## Task to complete:
Without the pictures, set down the records below word for word.

(Records excerpted from a collection)
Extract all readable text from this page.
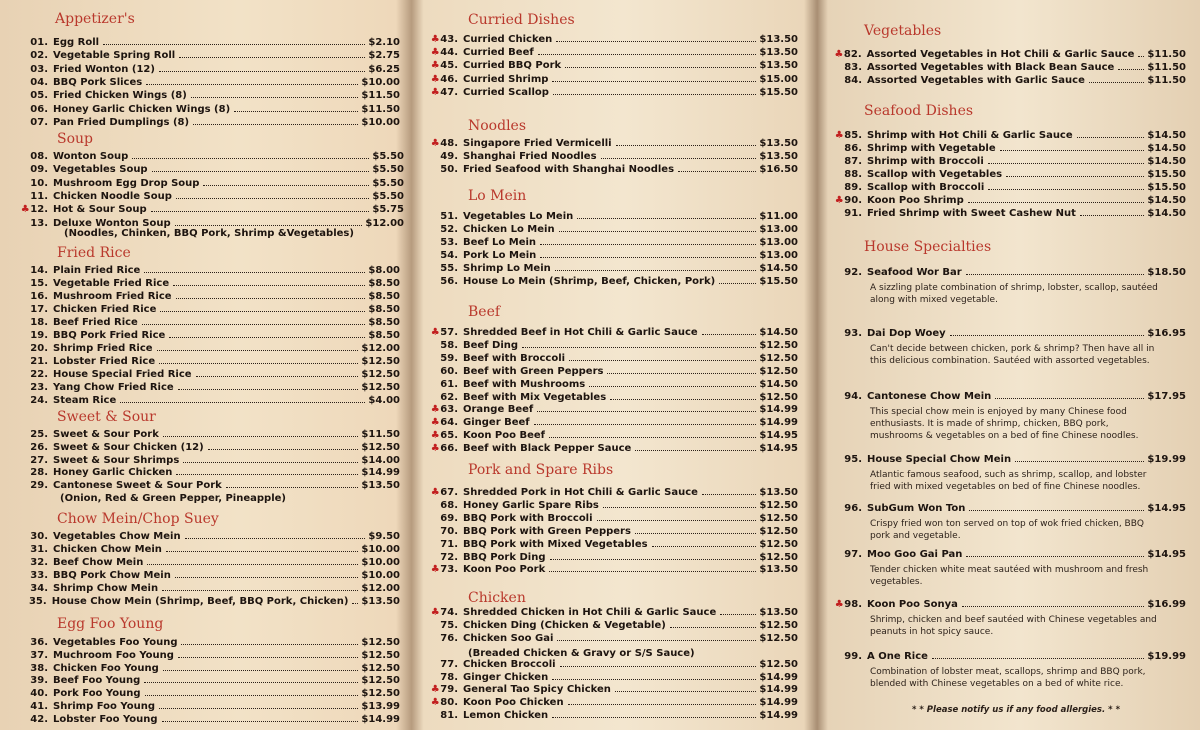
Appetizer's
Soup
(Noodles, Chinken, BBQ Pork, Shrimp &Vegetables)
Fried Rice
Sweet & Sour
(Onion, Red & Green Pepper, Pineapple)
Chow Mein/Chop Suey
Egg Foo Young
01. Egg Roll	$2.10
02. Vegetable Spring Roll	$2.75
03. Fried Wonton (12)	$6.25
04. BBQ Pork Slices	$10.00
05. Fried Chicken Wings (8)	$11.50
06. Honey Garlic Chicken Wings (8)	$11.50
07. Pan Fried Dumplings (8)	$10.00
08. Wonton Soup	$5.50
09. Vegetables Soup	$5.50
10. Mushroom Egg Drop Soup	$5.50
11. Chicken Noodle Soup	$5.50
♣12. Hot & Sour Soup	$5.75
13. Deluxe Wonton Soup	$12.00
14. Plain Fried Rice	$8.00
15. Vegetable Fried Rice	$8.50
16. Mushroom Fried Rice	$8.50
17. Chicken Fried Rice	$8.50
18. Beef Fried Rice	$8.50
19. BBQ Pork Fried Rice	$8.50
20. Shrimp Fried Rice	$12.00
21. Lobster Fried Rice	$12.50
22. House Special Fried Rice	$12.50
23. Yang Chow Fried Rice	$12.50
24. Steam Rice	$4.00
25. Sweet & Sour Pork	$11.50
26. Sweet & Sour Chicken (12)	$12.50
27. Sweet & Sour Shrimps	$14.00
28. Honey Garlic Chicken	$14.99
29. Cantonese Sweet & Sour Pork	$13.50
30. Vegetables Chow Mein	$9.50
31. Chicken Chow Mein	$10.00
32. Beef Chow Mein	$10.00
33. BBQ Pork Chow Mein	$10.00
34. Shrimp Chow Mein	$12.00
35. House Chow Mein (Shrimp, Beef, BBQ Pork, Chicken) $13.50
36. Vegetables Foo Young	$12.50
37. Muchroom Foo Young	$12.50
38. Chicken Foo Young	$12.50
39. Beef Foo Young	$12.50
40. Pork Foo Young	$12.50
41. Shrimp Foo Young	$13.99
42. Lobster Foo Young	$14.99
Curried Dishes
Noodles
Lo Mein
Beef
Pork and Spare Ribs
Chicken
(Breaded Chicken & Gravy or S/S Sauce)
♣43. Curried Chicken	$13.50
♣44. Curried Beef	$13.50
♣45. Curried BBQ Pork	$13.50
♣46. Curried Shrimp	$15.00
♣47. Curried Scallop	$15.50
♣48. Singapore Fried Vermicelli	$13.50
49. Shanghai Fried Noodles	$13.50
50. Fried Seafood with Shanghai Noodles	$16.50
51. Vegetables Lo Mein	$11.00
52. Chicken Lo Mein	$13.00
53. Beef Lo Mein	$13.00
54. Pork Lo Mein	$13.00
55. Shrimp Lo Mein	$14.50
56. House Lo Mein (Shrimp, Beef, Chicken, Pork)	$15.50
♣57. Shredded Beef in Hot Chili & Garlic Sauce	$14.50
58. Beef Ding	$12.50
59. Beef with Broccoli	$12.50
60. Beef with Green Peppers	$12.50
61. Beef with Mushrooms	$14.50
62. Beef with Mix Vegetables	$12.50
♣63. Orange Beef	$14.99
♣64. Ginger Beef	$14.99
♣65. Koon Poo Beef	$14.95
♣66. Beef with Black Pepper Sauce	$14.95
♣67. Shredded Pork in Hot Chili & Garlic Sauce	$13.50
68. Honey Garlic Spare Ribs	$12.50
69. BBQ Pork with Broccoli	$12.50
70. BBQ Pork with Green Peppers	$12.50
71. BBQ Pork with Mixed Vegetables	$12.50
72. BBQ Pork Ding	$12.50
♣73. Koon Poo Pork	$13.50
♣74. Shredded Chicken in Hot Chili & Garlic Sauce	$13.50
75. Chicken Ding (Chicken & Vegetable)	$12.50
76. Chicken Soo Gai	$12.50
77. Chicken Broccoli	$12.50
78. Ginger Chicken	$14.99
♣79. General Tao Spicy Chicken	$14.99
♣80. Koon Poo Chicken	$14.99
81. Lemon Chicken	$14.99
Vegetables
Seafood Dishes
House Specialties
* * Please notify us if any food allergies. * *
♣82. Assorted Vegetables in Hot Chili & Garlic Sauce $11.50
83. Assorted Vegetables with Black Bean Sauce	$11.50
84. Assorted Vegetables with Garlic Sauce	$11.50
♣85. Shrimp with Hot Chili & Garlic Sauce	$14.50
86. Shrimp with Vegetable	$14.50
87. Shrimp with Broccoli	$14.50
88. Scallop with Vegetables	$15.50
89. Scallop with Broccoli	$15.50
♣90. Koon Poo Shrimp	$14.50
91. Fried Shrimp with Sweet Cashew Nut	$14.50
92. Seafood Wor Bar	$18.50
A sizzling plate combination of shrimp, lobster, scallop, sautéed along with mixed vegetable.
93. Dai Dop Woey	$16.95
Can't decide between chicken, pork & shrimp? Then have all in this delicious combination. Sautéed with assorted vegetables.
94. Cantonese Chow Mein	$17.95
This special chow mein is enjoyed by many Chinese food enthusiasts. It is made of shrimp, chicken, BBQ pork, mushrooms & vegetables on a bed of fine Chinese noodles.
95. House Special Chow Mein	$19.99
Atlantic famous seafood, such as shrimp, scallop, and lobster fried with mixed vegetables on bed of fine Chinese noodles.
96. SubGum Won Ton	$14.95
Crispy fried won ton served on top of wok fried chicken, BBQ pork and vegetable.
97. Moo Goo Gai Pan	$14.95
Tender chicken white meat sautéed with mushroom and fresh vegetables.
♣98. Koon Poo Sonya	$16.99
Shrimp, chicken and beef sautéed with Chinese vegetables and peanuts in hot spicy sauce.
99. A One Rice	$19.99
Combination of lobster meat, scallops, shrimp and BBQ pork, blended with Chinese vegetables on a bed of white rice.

## The reply:
Extract all readable text from this page.
Appetizer's
Soup
(Noodles, Chinken, BBQ Pork, Shrimp &Vegetables)
Fried Rice
Sweet & Sour
(Onion, Red & Green Pepper, Pineapple)
Chow Mein/Chop Suey
Egg Foo Young
01. Egg Roll	$2.10
02. Vegetable Spring Roll	$2.75
03. Fried Wonton (12)	$6.25
04. BBQ Pork Slices	$10.00
05. Fried Chicken Wings (8)	$11.50
06. Honey Garlic Chicken Wings (8)	$11.50
07. Pan Fried Dumplings (8)	$10.00
08. Wonton Soup	$5.50
09. Vegetables Soup	$5.50
10. Mushroom Egg Drop Soup	$5.50
11. Chicken Noodle Soup	$5.50
♣12. Hot & Sour Soup	$5.75
13. Deluxe Wonton Soup	$12.00
14. Plain Fried Rice	$8.00
15. Vegetable Fried Rice	$8.50
16. Mushroom Fried Rice	$8.50
17. Chicken Fried Rice	$8.50
18. Beef Fried Rice	$8.50
19. BBQ Pork Fried Rice	$8.50
20. Shrimp Fried Rice	$12.00
21. Lobster Fried Rice	$12.50
22. House Special Fried Rice	$12.50
23. Yang Chow Fried Rice	$12.50
24. Steam Rice	$4.00
25. Sweet & Sour Pork	$11.50
26. Sweet & Sour Chicken (12)	$12.50
27. Sweet & Sour Shrimps	$14.00
28. Honey Garlic Chicken	$14.99
29. Cantonese Sweet & Sour Pork	$13.50
30. Vegetables Chow Mein	$9.50
31. Chicken Chow Mein	$10.00
32. Beef Chow Mein	$10.00
33. BBQ Pork Chow Mein	$10.00
34. Shrimp Chow Mein	$12.00
35. House Chow Mein (Shrimp, Beef, BBQ Pork, Chicken) $13.50
36. Vegetables Foo Young	$12.50
37. Muchroom Foo Young	$12.50
38. Chicken Foo Young	$12.50
39. Beef Foo Young	$12.50
40. Pork Foo Young	$12.50
41. Shrimp Foo Young	$13.99
42. Lobster Foo Young	$14.99
Curried Dishes
Noodles
Lo Mein
Beef
Pork and Spare Ribs
Chicken
(Breaded Chicken & Gravy or S/S Sauce)
♣43. Curried Chicken	$13.50
♣44. Curried Beef	$13.50
♣45. Curried BBQ Pork	$13.50
♣46. Curried Shrimp	$15.00
♣47. Curried Scallop	$15.50
♣48. Singapore Fried Vermicelli	$13.50
49. Shanghai Fried Noodles	$13.50
50. Fried Seafood with Shanghai Noodles	$16.50
51. Vegetables Lo Mein	$11.00
52. Chicken Lo Mein	$13.00
53. Beef Lo Mein	$13.00
54. Pork Lo Mein	$13.00
55. Shrimp Lo Mein	$14.50
56. House Lo Mein (Shrimp, Beef, Chicken, Pork)	$15.50
♣57. Shredded Beef in Hot Chili & Garlic Sauce	$14.50
58. Beef Ding	$12.50
59. Beef with Broccoli	$12.50
60. Beef with Green Peppers	$12.50
61. Beef with Mushrooms	$14.50
62. Beef with Mix Vegetables	$12.50
♣63. Orange Beef	$14.99
♣64. Ginger Beef	$14.99
♣65. Koon Poo Beef	$14.95
♣66. Beef with Black Pepper Sauce	$14.95
♣67. Shredded Pork in Hot Chili & Garlic Sauce	$13.50
68. Honey Garlic Spare Ribs	$12.50
69. BBQ Pork with Broccoli	$12.50
70. BBQ Pork with Green Peppers	$12.50
71. BBQ Pork with Mixed Vegetables	$12.50
72. BBQ Pork Ding	$12.50
♣73. Koon Poo Pork	$13.50
♣74. Shredded Chicken in Hot Chili & Garlic Sauce	$13.50
75. Chicken Ding (Chicken & Vegetable)	$12.50
76. Chicken Soo Gai	$12.50
77. Chicken Broccoli	$12.50
78. Ginger Chicken	$14.99
♣79. General Tao Spicy Chicken	$14.99
♣80. Koon Poo Chicken	$14.99
81. Lemon Chicken	$14.99
Vegetables
Seafood Dishes
House Specialties
* * Please notify us if any food allergies. * *
♣82. Assorted Vegetables in Hot Chili & Garlic Sauce $11.50
83. Assorted Vegetables with Black Bean Sauce	$11.50
84. Assorted Vegetables with Garlic Sauce	$11.50
♣85. Shrimp with Hot Chili & Garlic Sauce	$14.50
86. Shrimp with Vegetable	$14.50
87. Shrimp with Broccoli	$14.50
88. Scallop with Vegetables	$15.50
89. Scallop with Broccoli	$15.50
♣90. Koon Poo Shrimp	$14.50
91. Fried Shrimp with Sweet Cashew Nut	$14.50
92. Seafood Wor Bar	$18.50
A sizzling plate combination of shrimp, lobster, scallop, sautéed along with mixed vegetable.
93. Dai Dop Woey	$16.95
Can't decide between chicken, pork & shrimp? Then have all in this delicious combination. Sautéed with assorted vegetables.
94. Cantonese Chow Mein	$17.95
This special chow mein is enjoyed by many Chinese food enthusiasts. It is made of shrimp, chicken, BBQ pork, mushrooms & vegetables on a bed of fine Chinese noodles.
95. House Special Chow Mein	$19.99
Atlantic famous seafood, such as shrimp, scallop, and lobster fried with mixed vegetables on bed of fine Chinese noodles.
96. SubGum Won Ton	$14.95
Crispy fried won ton served on top of wok fried chicken, BBQ pork and vegetable.
97. Moo Goo Gai Pan	$14.95
Tender chicken white meat sautéed with mushroom and fresh vegetables.
♣98. Koon Poo Sonya	$16.99
Shrimp, chicken and beef sautéed with Chinese vegetables and peanuts in hot spicy sauce.
99. A One Rice	$19.99
Combination of lobster meat, scallops, shrimp and BBQ pork, blended with Chinese vegetables on a bed of white rice.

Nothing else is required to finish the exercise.